* Stated exercise
Scan the data below and report how many lines include the word "grid". Nothing else is wanted.

* Material provided
----------

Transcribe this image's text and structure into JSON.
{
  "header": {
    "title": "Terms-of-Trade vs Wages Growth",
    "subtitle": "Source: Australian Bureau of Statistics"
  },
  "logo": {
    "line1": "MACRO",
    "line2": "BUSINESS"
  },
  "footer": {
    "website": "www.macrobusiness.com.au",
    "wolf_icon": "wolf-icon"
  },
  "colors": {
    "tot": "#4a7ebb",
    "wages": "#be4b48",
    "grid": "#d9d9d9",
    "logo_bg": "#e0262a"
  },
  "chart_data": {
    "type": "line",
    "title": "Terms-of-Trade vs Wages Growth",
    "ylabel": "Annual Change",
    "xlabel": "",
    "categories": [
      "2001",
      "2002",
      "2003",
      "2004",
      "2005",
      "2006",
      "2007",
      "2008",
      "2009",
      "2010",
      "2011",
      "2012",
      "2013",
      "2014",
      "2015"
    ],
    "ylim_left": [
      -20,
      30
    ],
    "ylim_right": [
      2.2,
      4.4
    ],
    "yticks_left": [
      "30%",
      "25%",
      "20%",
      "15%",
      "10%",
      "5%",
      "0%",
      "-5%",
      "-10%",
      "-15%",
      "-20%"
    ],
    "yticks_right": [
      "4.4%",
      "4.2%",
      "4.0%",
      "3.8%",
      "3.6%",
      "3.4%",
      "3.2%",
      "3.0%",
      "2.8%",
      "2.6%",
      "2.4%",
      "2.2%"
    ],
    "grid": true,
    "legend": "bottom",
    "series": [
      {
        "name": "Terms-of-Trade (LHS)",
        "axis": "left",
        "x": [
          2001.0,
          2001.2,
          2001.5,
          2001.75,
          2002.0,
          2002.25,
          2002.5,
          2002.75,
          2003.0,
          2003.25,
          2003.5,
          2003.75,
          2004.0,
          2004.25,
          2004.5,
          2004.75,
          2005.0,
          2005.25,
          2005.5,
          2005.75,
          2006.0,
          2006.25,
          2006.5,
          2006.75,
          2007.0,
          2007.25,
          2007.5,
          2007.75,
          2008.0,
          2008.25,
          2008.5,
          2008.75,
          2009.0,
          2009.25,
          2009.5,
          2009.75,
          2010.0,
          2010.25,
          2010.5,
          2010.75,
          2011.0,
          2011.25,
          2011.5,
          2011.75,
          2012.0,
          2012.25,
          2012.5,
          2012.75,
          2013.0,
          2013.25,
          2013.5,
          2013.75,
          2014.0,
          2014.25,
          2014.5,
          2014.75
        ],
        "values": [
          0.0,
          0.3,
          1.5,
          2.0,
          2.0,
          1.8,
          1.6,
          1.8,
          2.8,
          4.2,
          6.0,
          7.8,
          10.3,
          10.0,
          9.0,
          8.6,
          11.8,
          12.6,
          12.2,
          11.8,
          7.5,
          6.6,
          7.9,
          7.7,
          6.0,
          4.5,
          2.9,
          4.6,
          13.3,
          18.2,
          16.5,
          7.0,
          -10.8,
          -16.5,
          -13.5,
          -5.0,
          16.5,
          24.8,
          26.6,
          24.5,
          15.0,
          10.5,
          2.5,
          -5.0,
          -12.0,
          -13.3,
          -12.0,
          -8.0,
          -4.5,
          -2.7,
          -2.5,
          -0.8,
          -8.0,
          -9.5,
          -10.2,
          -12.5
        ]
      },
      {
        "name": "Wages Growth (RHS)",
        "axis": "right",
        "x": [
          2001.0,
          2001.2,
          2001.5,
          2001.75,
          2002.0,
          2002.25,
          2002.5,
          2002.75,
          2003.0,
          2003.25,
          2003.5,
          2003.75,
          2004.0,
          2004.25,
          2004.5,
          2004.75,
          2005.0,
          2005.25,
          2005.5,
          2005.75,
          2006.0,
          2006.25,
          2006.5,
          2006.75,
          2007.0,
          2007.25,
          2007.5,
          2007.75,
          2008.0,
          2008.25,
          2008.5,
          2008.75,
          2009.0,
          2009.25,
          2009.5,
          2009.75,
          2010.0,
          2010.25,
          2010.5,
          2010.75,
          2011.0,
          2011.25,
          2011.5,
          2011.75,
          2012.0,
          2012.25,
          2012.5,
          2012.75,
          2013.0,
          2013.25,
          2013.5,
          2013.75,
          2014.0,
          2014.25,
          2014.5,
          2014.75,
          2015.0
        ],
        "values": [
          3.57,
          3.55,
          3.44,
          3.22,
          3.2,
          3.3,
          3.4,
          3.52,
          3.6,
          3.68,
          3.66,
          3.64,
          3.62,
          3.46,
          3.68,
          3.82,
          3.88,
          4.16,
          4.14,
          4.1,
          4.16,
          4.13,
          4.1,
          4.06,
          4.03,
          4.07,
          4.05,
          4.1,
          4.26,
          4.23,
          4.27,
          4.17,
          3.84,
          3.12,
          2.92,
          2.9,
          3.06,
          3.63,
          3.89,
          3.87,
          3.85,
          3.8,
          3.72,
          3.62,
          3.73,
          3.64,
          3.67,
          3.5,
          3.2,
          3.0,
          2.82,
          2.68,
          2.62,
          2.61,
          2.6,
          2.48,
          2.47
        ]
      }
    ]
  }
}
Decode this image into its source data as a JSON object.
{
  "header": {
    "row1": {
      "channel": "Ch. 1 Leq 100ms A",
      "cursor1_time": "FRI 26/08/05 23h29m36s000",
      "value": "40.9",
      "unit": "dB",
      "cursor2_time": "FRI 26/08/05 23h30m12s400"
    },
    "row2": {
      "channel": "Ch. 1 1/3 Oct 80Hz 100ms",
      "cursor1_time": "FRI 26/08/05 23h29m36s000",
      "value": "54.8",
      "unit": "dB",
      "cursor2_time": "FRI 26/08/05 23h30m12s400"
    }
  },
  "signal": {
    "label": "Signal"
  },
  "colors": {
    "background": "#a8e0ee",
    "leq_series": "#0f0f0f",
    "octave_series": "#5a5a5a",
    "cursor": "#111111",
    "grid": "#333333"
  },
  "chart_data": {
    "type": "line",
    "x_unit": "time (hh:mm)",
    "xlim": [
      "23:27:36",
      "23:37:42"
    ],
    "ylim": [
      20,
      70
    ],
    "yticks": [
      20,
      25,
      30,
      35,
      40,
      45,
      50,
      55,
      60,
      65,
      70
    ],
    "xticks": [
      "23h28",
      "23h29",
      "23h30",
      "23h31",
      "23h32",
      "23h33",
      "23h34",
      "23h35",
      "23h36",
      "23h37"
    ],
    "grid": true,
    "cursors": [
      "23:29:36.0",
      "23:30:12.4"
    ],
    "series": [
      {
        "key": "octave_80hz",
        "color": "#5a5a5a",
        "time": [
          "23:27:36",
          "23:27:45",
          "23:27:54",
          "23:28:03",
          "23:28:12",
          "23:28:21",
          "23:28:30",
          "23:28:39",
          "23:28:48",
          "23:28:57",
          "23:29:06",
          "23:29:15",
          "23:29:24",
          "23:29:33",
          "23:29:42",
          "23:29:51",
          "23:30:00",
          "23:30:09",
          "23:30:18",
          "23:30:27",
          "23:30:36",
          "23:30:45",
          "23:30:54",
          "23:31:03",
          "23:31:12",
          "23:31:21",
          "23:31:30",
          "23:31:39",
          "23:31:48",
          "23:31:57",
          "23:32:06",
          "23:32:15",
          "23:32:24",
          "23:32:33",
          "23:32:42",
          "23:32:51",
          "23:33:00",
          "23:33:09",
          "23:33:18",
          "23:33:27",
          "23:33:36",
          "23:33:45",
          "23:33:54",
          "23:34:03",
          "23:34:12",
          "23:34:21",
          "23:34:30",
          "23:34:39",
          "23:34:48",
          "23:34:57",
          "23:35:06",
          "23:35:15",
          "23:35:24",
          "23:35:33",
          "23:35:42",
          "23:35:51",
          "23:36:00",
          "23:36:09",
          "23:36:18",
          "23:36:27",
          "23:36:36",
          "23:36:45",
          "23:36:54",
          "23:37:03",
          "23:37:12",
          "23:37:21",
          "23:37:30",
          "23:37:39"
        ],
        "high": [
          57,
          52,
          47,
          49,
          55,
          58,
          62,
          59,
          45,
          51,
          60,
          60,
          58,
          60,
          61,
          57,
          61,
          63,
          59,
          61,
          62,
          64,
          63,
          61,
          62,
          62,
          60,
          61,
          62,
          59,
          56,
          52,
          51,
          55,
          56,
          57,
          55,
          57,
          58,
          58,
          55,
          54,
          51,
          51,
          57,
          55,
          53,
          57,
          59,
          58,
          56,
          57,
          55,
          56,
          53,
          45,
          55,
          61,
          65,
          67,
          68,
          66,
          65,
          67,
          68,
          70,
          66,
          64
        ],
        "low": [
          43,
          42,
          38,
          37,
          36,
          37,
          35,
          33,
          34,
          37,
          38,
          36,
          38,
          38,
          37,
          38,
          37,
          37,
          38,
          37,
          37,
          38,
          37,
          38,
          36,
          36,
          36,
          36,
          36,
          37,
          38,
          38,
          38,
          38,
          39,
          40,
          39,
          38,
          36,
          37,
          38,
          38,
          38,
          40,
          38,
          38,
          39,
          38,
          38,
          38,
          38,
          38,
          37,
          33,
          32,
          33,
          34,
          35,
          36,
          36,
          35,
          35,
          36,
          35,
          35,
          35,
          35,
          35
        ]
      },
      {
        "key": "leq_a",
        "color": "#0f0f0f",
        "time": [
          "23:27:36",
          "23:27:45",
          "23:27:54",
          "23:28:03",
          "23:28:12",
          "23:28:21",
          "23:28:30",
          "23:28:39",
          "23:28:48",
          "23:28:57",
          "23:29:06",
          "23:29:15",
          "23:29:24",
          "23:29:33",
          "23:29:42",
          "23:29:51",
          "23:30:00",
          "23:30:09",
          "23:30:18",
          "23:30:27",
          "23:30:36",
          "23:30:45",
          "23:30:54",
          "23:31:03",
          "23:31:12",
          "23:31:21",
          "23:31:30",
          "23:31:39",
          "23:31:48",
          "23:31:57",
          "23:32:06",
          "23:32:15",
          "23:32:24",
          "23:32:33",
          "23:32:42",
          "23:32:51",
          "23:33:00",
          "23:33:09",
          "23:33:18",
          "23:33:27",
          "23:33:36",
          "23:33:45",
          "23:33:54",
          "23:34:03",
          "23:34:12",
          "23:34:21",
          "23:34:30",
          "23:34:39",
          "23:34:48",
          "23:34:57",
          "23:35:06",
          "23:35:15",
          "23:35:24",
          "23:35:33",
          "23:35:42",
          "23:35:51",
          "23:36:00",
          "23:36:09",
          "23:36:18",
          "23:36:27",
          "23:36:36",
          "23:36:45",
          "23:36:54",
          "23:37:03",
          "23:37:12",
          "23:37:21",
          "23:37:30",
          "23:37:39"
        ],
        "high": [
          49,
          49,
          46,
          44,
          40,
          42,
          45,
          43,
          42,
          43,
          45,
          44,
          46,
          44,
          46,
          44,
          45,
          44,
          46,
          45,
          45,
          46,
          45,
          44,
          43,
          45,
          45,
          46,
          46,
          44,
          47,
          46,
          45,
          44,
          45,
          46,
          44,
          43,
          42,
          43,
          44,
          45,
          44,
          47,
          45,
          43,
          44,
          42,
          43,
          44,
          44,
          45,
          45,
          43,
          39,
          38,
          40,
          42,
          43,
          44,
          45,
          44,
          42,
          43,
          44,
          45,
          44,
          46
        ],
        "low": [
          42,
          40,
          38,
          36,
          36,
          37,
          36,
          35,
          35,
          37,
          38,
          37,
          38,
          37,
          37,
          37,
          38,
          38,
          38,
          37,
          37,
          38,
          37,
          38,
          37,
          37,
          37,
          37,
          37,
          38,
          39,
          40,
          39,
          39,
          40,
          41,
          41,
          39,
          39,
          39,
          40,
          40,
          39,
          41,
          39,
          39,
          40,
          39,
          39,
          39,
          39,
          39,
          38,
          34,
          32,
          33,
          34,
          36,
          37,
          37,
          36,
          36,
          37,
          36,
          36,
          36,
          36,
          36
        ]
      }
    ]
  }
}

----------

* Full answer
4